▶ _Given data_
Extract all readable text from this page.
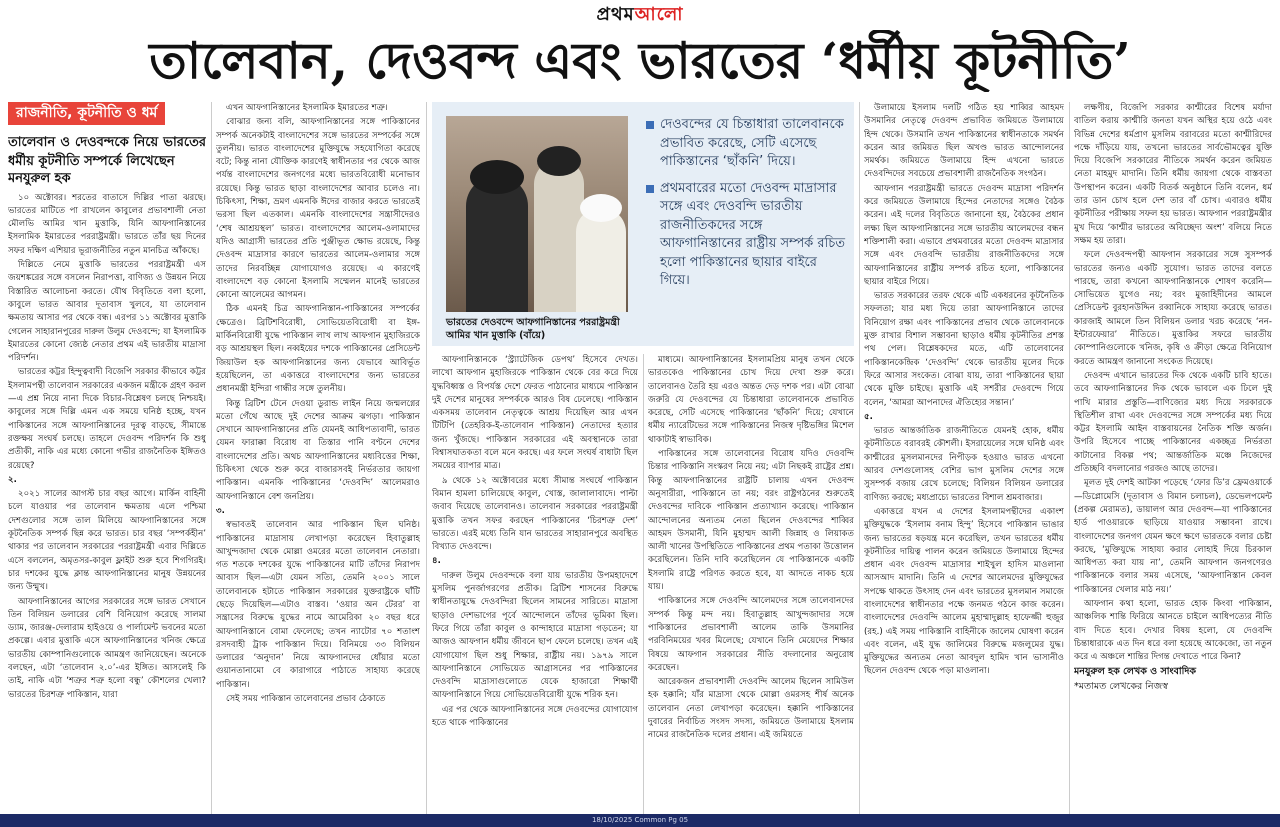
প্রথমআলো
তালেবান, দেওবন্দ এবং ভারতের ‘ধর্মীয় কূটনীতি’
রাজনীতি, কূটনীতি ও ধর্ম

তালেবান ও দেওবন্দকে নিয়ে ভারতের ধর্মীয় কূটনীতি সম্পর্কে লিখেছেন

মনযুরুল হক

১০ অক্টোবর। শরতের বাতাসে দিল্লির পাতা ঝরছে। ভারতের মাটিতে পা রাখলেন কাবুলের প্রভাবশালী নেতা মৌলভি আমির খান মুত্তাকি, যিনি আফগানিস্তানের ইসলামিক ইমারতের পররাষ্ট্রমন্ত্রী। ভারতে তাঁর ছয় দিনের সফর দক্ষিণ এশিয়ার ভূরাজনীতির নতুন মানচিত্র আঁকছে।

দিল্লিতে নেমে মুত্তাকি ভারতের পররাষ্ট্রমন্ত্রী এস জয়শঙ্করের সঙ্গে বসলেন নিরাপত্তা, বাণিজ্য ও উন্নয়ন নিয়ে বিস্তারিত আলোচনা করতে। যৌথ বিবৃতিতে বলা হলো, কাবুলে ভারত আবার দূতাবাস খুলবে, যা তালেবান ক্ষমতায় আসার পর থেকে বন্ধ। এরপর ১১ অক্টোবর মুত্তাকি গেলেন সাহারানপুরের দারুল উলুম দেওবন্দে; যা ইসলামিক ইমারতের কোনো জ্যেষ্ঠ নেতার প্রথম এই ভারতীয় মাদ্রাসা পরিদর্শন।

ভারতের কট্টর হিন্দুত্ববাদী বিজেপি সরকার কীভাবে কট্টর ইসলামপন্থী তালেবান সরকারের একজন মন্ত্রীকে গ্রহণ করল—এ প্রশ্ন নিয়ে নানা দিকে বিচার-বিশ্লেষণ চলছে নিশ্চয়ই। কাবুলের সঙ্গে দিল্লি এমন এক সময়ে ঘনিষ্ঠ হচ্ছে, যখন পাকিস্তানের সঙ্গে আফগানিস্তানের দূরত্ব বাড়ছে, সীমান্তে রক্তক্ষয় সংঘর্ষ চলছে। তাহলে দেওবন্দ পরিদর্শন কি শুধু প্রতীকী, নাকি এর মধ্যে কোনো গভীর রাজনৈতিক ইঙ্গিতও রয়েছে?

২.

২০২১ সালের আগস্ট চার বছর আগে। মার্কিন বাহিনী চলে যাওয়ার পর তালেবান ক্ষমতায় এলে পশ্চিমা দেশগুলোর সঙ্গে তাল মিলিয়ে আফগানিস্তানের সঙ্গে কূটনৈতিক সম্পর্ক ছিন্ন করে ভারত। চার বছর ‘সম্পর্কহীন’ থাকার পর তালেবান সরকারের পররাষ্ট্রমন্ত্রী এবার দিল্লিতে এসে বললেন, অমৃতসর-কাবুল ফ্লাইট শুরু হবে শিগগিরই। চার দশকের যুদ্ধে ক্লান্ত আফগানিস্তানের মানুষ উন্নয়নের জন্য উন্মুখ।

আফগানিস্তানের আগের সরকারের সঙ্গে ভারত সেখানে তিন বিলিয়ন ডলারের বেশি বিনিয়োগ করেছে সালমা ড্যাম, জারঞ্জ-দেলারাম হাইওয়ে ও পার্লামেন্ট ভবনের মতো প্রকল্পে। এবার মুত্তাকি এসে আফগানিস্তানের খনিজ ক্ষেত্রে ভারতীয় কোম্পানিগুলোকে আমন্ত্রণ জানিয়েছেন। অনেকে বলছেন, এটা ‘তালেবান ২.০’-এর ইঙ্গিত। আসলেই কি তাই, নাকি এটা ‘শত্রুর শত্রু হলো বন্ধু’ কৌশলের খেলা? ভারতের চিরশত্রু পাকিস্তান, যারা

এখন আফগানিস্তানের ইসলামিক ইমারতের শত্রু।

বোঝার জন্য বলি, আফগানিস্তানের সঙ্গে পাকিস্তানের সম্পর্ক অনেকটাই বাংলাদেশের সঙ্গে ভারতের সম্পর্কের সঙ্গে তুলনীয়। ভারত বাংলাদেশের মুক্তিযুদ্ধে সহযোগিতা করেছে বটে; কিন্তু নানা যৌক্তিক কারণেই স্বাধীনতার পর থেকে আজ পর্যন্ত বাংলাদেশের জনগণের মধ্যে ভারতবিরোধী মনোভাব রয়েছে। কিন্তু ভারত ছাড়া বাংলাদেশের আবার চলেও না। চিকিৎসা, শিক্ষা, ভ্রমণ এমনকি ঈদের বাজার করতে ভারতেই ভরসা ছিল এতকাল। এমনকি বাংলাদেশের সন্ত্রাসীদেরও ‘শেষ আশ্রয়স্থল’ ভারত। বাংলাদেশের আলেম-ওলামাদের যদিও আগ্রাসী ভারতের প্রতি পুঞ্জীভূত ক্ষোভ রয়েছে, কিন্তু দেওবন্দ মাদ্রাসার কারণে ভারতের আলেম-ওলামার সঙ্গে তাদের নিরবচ্ছিন্ন যোগাযোগও রয়েছে। এ কারণেই বাংলাদেশে বড় কোনো ইসলামি সম্মেলন মানেই ভারতের কোনো আলেমের আগমন।

ঠিক এমনই চিত্র আফগানিস্তান-পাকিস্তানের সম্পর্কের ক্ষেত্রেও। ব্রিটিশবিরোধী, সোভিয়েতবিরোধী বা ইঙ্গ-মার্কিনবিরোধী যুদ্ধে পাকিস্তান লাখ লাখ আফগান মুহাজিরকে বড় আশ্রয়স্থল ছিল। নব্বইয়ের দশকে পাকিস্তানের প্রেসিডেন্ট জিয়াউল হক আফগানিস্তানের জন্য যেভাবে আবির্ভূত হয়েছিলেন, তা একাত্তরে বাংলাদেশের জন্য ভারতের প্রধানমন্ত্রী ইন্দিরা গান্ধীর সঙ্গে তুলনীয়।

কিন্তু ব্রিটিশ টেনে দেওয়া ডুরান্ড লাইন নিয়ে জন্মলগ্নের মতো গেঁথে আছে দুই দেশের আক্রম ঝগড়া। পাকিস্তান সেখানে আফগানিস্তানের প্রতি যেমনই আধিপত্যবাদী, ভারত যেমন ফারাক্কা বিরোধ বা তিস্তার পানি বণ্টনে দেশের বাংলাদেশের প্রতি। অথচ আফগানিস্তানের মধ্যবিত্তের শিক্ষা, চিকিৎসা থেকে শুরু করে বাজারসবই নির্ভরতার জায়গা পাকিস্তান। এমনকি পাকিস্তানের ‘দেওবন্দি’ আলেমরাও আফগানিস্তানে বেশ জনপ্রিয়।

৩.

স্বভাবতই তালেবান আর পাকিস্তান ছিল ঘনিষ্ঠ। পাকিস্তানের মাদ্রাসায় লেখাপড়া করেছেন হিবাতুল্লাহ আখুন্দজাদা থেকে মোল্লা ওমরের মতো তালেবান নেতারা। গত শতকে দশকের যুদ্ধে পাকিস্তানের মাটি তাঁদের নিরাপদ আবাস ছিল—এটা যেমন সত্যি, তেমনি ২০০১ সালে তালেবানকে হটাতে পাকিস্তান সরকারের যুক্তরাষ্ট্রকে ঘাঁটি ছেড়ে দিয়েছিল—এটাও বাস্তব। ‘ওয়ার অন টেরর’ বা সন্ত্রাসের বিরুদ্ধে যুদ্ধের নামে আমেরিকা ২০ বছর ধরে আফগানিস্তানে বোমা ফেলেছে; তখন ন্যাটোর ৭০ শতাংশ রসদবাহী ট্রাক পাকিস্তান দিয়ে। বিনিময়ে ৩৩ বিলিয়ন ডলারের ‘অনুদান’ নিয়ে আফগানদের ধোঁয়ার মতো গুয়ানতানামো বে কারাগারে পাঠাতে সাহায্য করেছে পাকিস্তান।

সেই সময় পাকিস্তান তালেবানের প্রভাব ঠেকাতে

ভারতের দেওবন্দে আফগানিস্তানের পররাষ্ট্রমন্ত্রী আমির খান মুত্তাকি (বাঁয়ে)
দেওবন্দের যে চিন্তাধারা তালেবানকে প্রভাবিত করেছে, সেটি এসেছে পাকিস্তানের ‘ছাঁকনি’ দিয়ে।
প্রথমবারের মতো দেওবন্দ মাদ্রাসার সঙ্গে এবং দেওবন্দি ভারতীয় রাজনীতিকদের সঙ্গে আফগানিস্তানের রাষ্ট্রীয় সম্পর্ক রচিত হলো পাকিস্তানের ছায়ার বাইরে গিয়ে।

আফগানিস্তানকে ‘স্ট্র্যাটেজিক ডেপথ’ হিসেবে দেখত। লাখো আফগান মুহাজিরকে পাকিস্তান থেকে বের করে দিয়ে যুদ্ধবিধ্বস্ত ও বিপর্যস্ত দেশে ফেরত পাঠানোর মাধ্যমে পাকিস্তান দুই দেশের মানুষের সম্পর্ককে আরও বিষ ঢেলেছে। পাকিস্তান একসময় তালেবান নেতৃত্বকে আশ্রয় দিয়েছিল আর এখন টিটিপি (তেহরিক-ই-তালেবান পাকিস্তান) নেতাদের হত্যার জন্য খুঁজছে। পাকিস্তান সরকারের এই অবস্থানকে তারা বিশ্বাসঘাতকতা বলে মনে করছে। এর ফলে সংঘর্ষ বাধাটা ছিল সময়ের ব্যাপার মাত্র।

৯ থেকে ১২ অক্টোবরের মধ্যে সীমান্ত সংঘর্ষে পাকিস্তান বিমান হামলা চালিয়েছে কাবুল, খোস্ত, জালালাবাদে। পাল্টা জবাব দিয়েছে তালেবানও। তালেবান সরকারের পররাষ্ট্রমন্ত্রী মুত্তাকি তখন সফর করছেন পাকিস্তানের ‘চিরশত্রু দেশ’ ভারতে। এরই মধ্যে তিনি যান ভারতের সাহারানপুরে অবস্থিত বিখ্যাত দেওবন্দে।

৪.

দারুল উলুম দেওবন্দকে বলা যায় ভারতীয় উপমহাদেশে মুসলিম পুনর্জাগরণের প্রতীক। ব্রিটিশ শাসনের বিরুদ্ধে স্বাধীনতাযুদ্ধে দেওবন্দিরা ছিলেন সামনের সারিতে। মাদ্রাসা ছাড়াও দেশভাগের পূর্বে আন্দোলনে তাঁদের ভূমিকা ছিল। ফিরে গিয়ে তাঁরা কাবুল ও কান্দাহারে মাদ্রাসা গড়তেন; যা আজও আফগান ধর্মীয় জীবনে ছাপ ফেলে চলেছে। তখন এই যোগাযোগ ছিল শুধু শিক্ষার, রাষ্ট্রীয় নয়। ১৯৭৯ সালে আফগানিস্তানে সোভিয়েত আগ্রাসনের পর পাকিস্তানের দেওবন্দি মাদ্রাসাগুলোতে যেকে হাজারো শিক্ষার্থী আফগানিস্তানে গিয়ে সোভিয়েতবিরোধী যুদ্ধে শরিক হন।

এর পর থেকে আফগানিস্তানের সঙ্গে দেওবন্দের যোগাযোগ হতে থাকে পাকিস্তানের

মাধ্যমে। আফগানিস্তানের ইসলামপ্রিয় মানুষ তখন থেকে ভারতকেও পাকিস্তানের চোখ দিয়ে দেখা শুরু করে। তালেবানও তৈরি হয় এরও অন্তত দেড় দশক পর। এটা বোঝা জরুরি যে দেওবন্দের যে চিন্তাধারা তালেবানকে প্রভাবিত করেছে, সেটি এসেছে পাকিস্তানের ‘ছাঁকনি’ দিয়ে; যেখানে ধর্মীয় ন্যারেটিভের সঙ্গে পাকিস্তানের নিজস্ব দৃষ্টিভঙ্গির মিশেল থাকাটাই স্বাভাবিক।

পাকিস্তানের সঙ্গে তালেবানের বিরোধ যদিও দেওবন্দি চিন্তার পাকিস্তানি সংস্করণ নিয়ে নয়; এটা নিছকই রাষ্ট্রের প্রশ্ন। কিন্তু আফগানিস্তানের রাষ্ট্রটি চালায় এখন দেওবন্দ অনুসারীরা, পাকিস্তানে তা নয়; বরং রাষ্ট্রগঠনের শুরুতেই দেওবন্দের দাবিকে পাকিস্তান প্রত্যাখ্যান করেছে। পাকিস্তান আন্দোলনের অন্যতম নেতা ছিলেন দেওবন্দের শাব্বির আহমদ উসমানী, যিনি মুহাম্মদ আলী জিন্নাহ ও লিয়াকত আলী খানের উপস্থিতিতে পাকিস্তানের প্রথম পতাকা উত্তোলন করেছিলেন। তিনি দাবি করেছিলেন যে পাকিস্তানকে একটি ইসলামি রাষ্ট্রে পরিণত করতে হবে, যা আদতে নাকচ হয়ে যায়।

পাকিস্তানের সঙ্গে দেওবন্দি আলেমদের সঙ্গে তালেবানদের সম্পর্ক কিন্তু মন্দ নয়। হিবাতুল্লাহ আখুন্দজাদার সঙ্গে পাকিস্তানের প্রভাবশালী আলেম তাকি উসমানির পরবিনিময়ের খবর মিলেছে; যেখানে তিনি মেয়েদের শিক্ষার বিষয়ে আফগান সরকারের নীতি বদলানোর অনুরোধ করেছেন।

আরেকজন প্রভাবশালী দেওবন্দি আলেম ছিলেন সামিউল হক হক্কানি; যাঁর মাদ্রাসা থেকে মোল্লা ওমরসহ শীর্ষ অনেক তালেবান নেতা লেখাপড়া করেছেন। হক্কানি পাকিস্তানের দুবারের নির্বাচিত সংসদ সদস্য, জমিয়তে উলামায়ে ইসলাম নামের রাজনৈতিক দলের প্রধান। এই জমিয়তে

উলামায়ে ইসলাম দলটি গঠিত হয় শাব্বির আহমদ উসমানির নেতৃত্বে দেওবন্দ প্রভাবিত জমিয়তে উলামায়ে হিন্দ থেকে। উসমানি তখন পাকিস্তানের স্বাধীনতাকে সমর্থন করেন আর জমিয়ত ছিল অখণ্ড ভারত আন্দোলনের সমর্থক। জমিয়তে উলামায়ে হিন্দ এখনো ভারতে দেওবন্দিদের সবচেয়ে প্রভাবশালী রাজনৈতিক সংগঠন।

আফগান পররাষ্ট্রমন্ত্রী ভারতে দেওবন্দ মাদ্রাসা পরিদর্শন করে জমিয়তে উলামায়ে হিন্দের নেতাদের সঙ্গেও বৈঠক করেন। এই দলের বিবৃতিতে জানানো হয়, বৈঠকের প্রধান লক্ষ্য ছিল আফগানিস্তানের সঙ্গে ভারতীয় আলেমদের বন্ধন শক্তিশালী করা। এভাবে প্রথমবারের মতো দেওবন্দ মাদ্রাসার সঙ্গে এবং দেওবন্দি ভারতীয় রাজনীতিকদের সঙ্গে আফগানিস্তানের রাষ্ট্রীয় সম্পর্ক রচিত হলো, পাকিস্তানের ছায়ার বাইরে গিয়ে।

ভারত সরকারের তরফ থেকে এটি একধরনের কূটনৈতিক সফলতা; যার মধ্য দিয়ে তারা আফগানিস্তানে তাদের বিনিয়োগ রক্ষা এবং পাকিস্তানের প্রভাব থেকে তালেবানকে মুক্ত রাখার বিশাল সম্ভাবনা ছাড়াও ধর্মীয় কূটনীতির প্রশস্ত পথ পেল। বিশ্লেষকদের মতে, এটি তালেবানের পাকিস্তানকেন্দ্রিক ‘দেওবন্দি’ থেকে ভারতীয় মূলের দিকে ফিরে আসার সংকেত। বোঝা যায়, তারা পাকিস্তানের ছায়া থেকে মুক্তি চাইছে। মুত্তাকি এই সশরীর দেওবন্দে গিয়ে বলেন, ‘আমরা আপনাদের ঐতিহ্যের সন্তান।’

৫.

ভারত আন্তর্জাতিক রাজনীতিতে যেমনই হোক, ধর্মীয় কূটনীতিতে বরাবরই কৌশলী। ইসরায়েলের সঙ্গে ঘনিষ্ঠ এবং কাশ্মীরের মুসলমানদের নিপীড়ক হওয়াও ভারত এখনো আরব দেশগুলোসহ বেশির ভাগ মুসলিম দেশের সঙ্গে সুসম্পর্ক বজায় রেখে চলেছে; বিলিয়ন বিলিয়ন ডলারের বাণিজ্য করছে; মধ্যপ্রাচ্যে ভারতের বিশাল শ্রমবাজার।

একাত্তরে যখন এ দেশের ইসলামপন্থীদের একাংশ মুক্তিযুদ্ধকে ‘ইসলাম বনাম হিন্দু’ হিসেবে পাকিস্তান ভাঙার জন্য ভারতের ষড়যন্ত্র মনে করেছিল, তখন ভারতের ধর্মীয় কূটনীতির দায়িত্ব পালন করেন জমিয়তে উলামায়ে হিন্দের প্রধান এবং দেওবন্দ মাদ্রাসার শাইখুল হাদিস মাওলানা আসআদ মাদানি। তিনি এ দেশের আলেমদের মুক্তিযুদ্ধের সপক্ষে থাকতে উৎসাহ দেন এবং ভারতের মুসলমান সমাজে বাংলাদেশের স্বাধীনতার পক্ষে জনমত গঠনে কাজ করেন। বাংলাদেশের দেওবন্দি আলেম মুহাম্মাদুল্লাহ হাফেজ্জী হুজুর (রহ.) এই সময় পাকিস্তানি বাহিনীকে জালেম ঘোষণা করেন এবং বলেন, এই যুদ্ধ জালিমের বিরুদ্ধে মজলুমের যুদ্ধ। মুক্তিযুদ্ধের অন্যতম নেতা আবদুল হামিদ খান ভাসানীও ছিলেন দেওবন্দ থেকে পড়া মাওলানা।

লক্ষণীয়, বিজেপি সরকার কাশ্মীরের বিশেষ মর্যাদা বাতিল করায় কাশ্মীরি জনতা যখন অস্থির হয়ে ওঠে এবং বিভিন্ন দেশের ধর্মপ্রাণ মুসলিম বরাবরের মতো কাশ্মীরিদের পক্ষে দাঁড়িয়ে যায়, তখনো ভারতের সার্বভৌমত্বের যুক্তি দিয়ে বিজেপি সরকারের নীতিকে সমর্থন করেন জমিয়ত নেতা মাহমুদ মাদানি। তিনি ধর্মীয় জায়গা থেকে বাস্তবতা উপস্থাপন করেন। একটি বিতর্ক অনুষ্ঠানে তিনি বলেন, ধর্ম তার ডান চোখ হলে দেশ তার বাঁ চোখ। এবারও ধর্মীয় কূটনীতির পরীক্ষায় সফল হয় ভারত। আফগান পররাষ্ট্রমন্ত্রীর মুখ দিয়ে ‘কাশ্মীর ভারতের অবিচ্ছেদ্য অংশ’ বলিয়ে নিতে সক্ষম হয় তারা।

ফলে দেওবন্দপন্থী আফগান সরকারের সঙ্গে সুসম্পর্ক ভারতের জন্যও একটি সুযোগ। ভারত তাদের বলতে পারছে, তারা কখনো আফগানিস্তানকে শোষণ করেনি—সোভিয়েত যুগেও নয়; বরং মুজাহিদীনের আমলে প্রেসিডেন্ট বুরহানউদ্দিন রব্বানিকে সাহায্য করেছে ভারত। কারজাই আমলে তিন বিলিয়ন ডলার খরচ করেছে ‘নন-ইন্টারফেয়ার’ নীতিতে। মুত্তাকির সফরে ভারতীয় কোম্পানিগুলোকে খনিজ, কৃষি ও ক্রীড়া ক্ষেত্রে বিনিয়োগ করতে আমন্ত্রণ জানানো সংকেত দিয়েছে।

দেওবন্দ এখানে ভারতের দিক থেকে একটি চাবি হাতে। তবে আফগানিস্তানের দিক থেকে ভাবলে এক ঢিলে দুই পাখি মারার প্রস্তুতি—বাণিজ্যের মধ্য দিয়ে সরকারকে স্থিতিশীল রাখা এবং দেওবন্দের সঙ্গে সম্পর্কের মধ্য দিয়ে কট্টর ইসলামি আইন বাস্তবায়নের নৈতিক শক্তি অর্জন। উপরি হিসেবে পাচ্ছে পাকিস্তানের একচ্ছত্র নির্ভরতা কাটানোর বিকল্প পথ; আন্তর্জাতিক মঞ্চে নিজেদের প্রতিচ্ছবি বদলানোর গরজও আছে তাদের।

মূলত দুই দেশই আটকা পড়েছে ‘ফোর ডি’র ফ্রেমওয়ার্কে—ডিপ্লোমেসি (দূতাবাস ও বিমান চলাচল), ডেভেলপমেন্ট (প্রকল্প মেরামত), ডায়ালগ আর দেওবন্দ—যা পাকিস্তানের হার্ড পাওয়ারকে ছাড়িয়ে যাওয়ার সম্ভাবনা রাখে। বাংলাদেশের জনগণ যেমন ক্ষণে ক্ষণে ভারতকে বলার চেষ্টা করছে, ‘মুক্তিযুদ্ধে সাহায্য করার লোহাই দিয়ে চিরকাল আধিপত্য করা যায় না’, তেমনি আফগান জনগণেরও পাকিস্তানকে বলার সময় এসেছে, ‘আফগানিস্তান কেবল পাকিস্তানের খেলার মাঠ নয়।’

আফগান কথা হলো, ভারত হোক কিংবা পাকিস্তান, আঞ্চলিক শান্তি ফিরিয়ে আনতে চাইলে আধিপত্যের নীতি বাদ দিতে হবে। দেখার বিষয় হলো, যে দেওবন্দি চিন্তাধারাকে এত দিন ধরে বলা হয়েছে আকেজো, তা নতুন করে এ অঞ্চলে শান্তির দিগন্ত দেখাতে পারে কিনা?

মনযুরুল হক লেখক ও সাংবাদিক

*মতামত লেখকের নিজস্ব

18/10/2025 Common Pg 05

▶ _Task directions_
Pick out each line above that includes "এমনক" and show it.

▶ _Problem solution_
বোঝার জন্য বলি, আফগানিস্তানের সঙ্গে পাকিস্তানের সম্পর্ক অনেকটাই বাংলাদেশের সঙ্গে ভারতের সম্পর্কের সঙ্গে তুলনীয়। ভারত বাংলাদেশের মুক্তিযুদ্ধে সহযোগিতা করেছে বটে; কিন্তু নানা যৌক্তিক কারণেই স্বাধীনতার পর থেকে আজ পর্যন্ত বাংলাদেশের জনগণের মধ্যে ভারতবিরোধী মনোভাব রয়েছে। কিন্তু ভারত ছাড়া বাংলাদেশের আবার চলেও না। চিকিৎসা, শিক্ষা, ভ্রমণ এমনকি ঈদের বাজার করতে ভারতেই ভরসা ছিল এতকাল। এমনকি বাংলাদেশের সন্ত্রাসীদেরও ‘শেষ আশ্রয়স্থল’ ভারত। বাংলাদেশের আলেম-ওলামাদের যদিও আগ্রাসী ভারতের প্রতি পুঞ্জীভূত ক্ষোভ রয়েছে, কিন্তু দেওবন্দ মাদ্রাসার কারণে ভারতের আলেম-ওলামার সঙ্গে তাদের নিরবচ্ছিন্ন যোগাযোগও রয়েছে। এ কারণেই বাংলাদেশে বড় কোনো ইসলামি সম্মেলন মানেই ভারতের কোনো আলেমের আগমন।
কিন্তু ব্রিটিশ টেনে দেওয়া ডুরান্ড লাইন নিয়ে জন্মলগ্নের মতো গেঁথে আছে দুই দেশের আক্রম ঝগড়া। পাকিস্তান সেখানে আফগানিস্তানের প্রতি যেমনই আধিপত্যবাদী, ভারত যেমন ফারাক্কা বিরোধ বা তিস্তার পানি বণ্টনে দেশের বাংলাদেশের প্রতি। অথচ আফগানিস্তানের মধ্যবিত্তের শিক্ষা, চিকিৎসা থেকে শুরু করে বাজারসবই নির্ভরতার জায়গা পাকিস্তান। এমনকি পাকিস্তানের ‘দেওবন্দি’ আলেমরাও আফগানিস্তানে বেশ জনপ্রিয়।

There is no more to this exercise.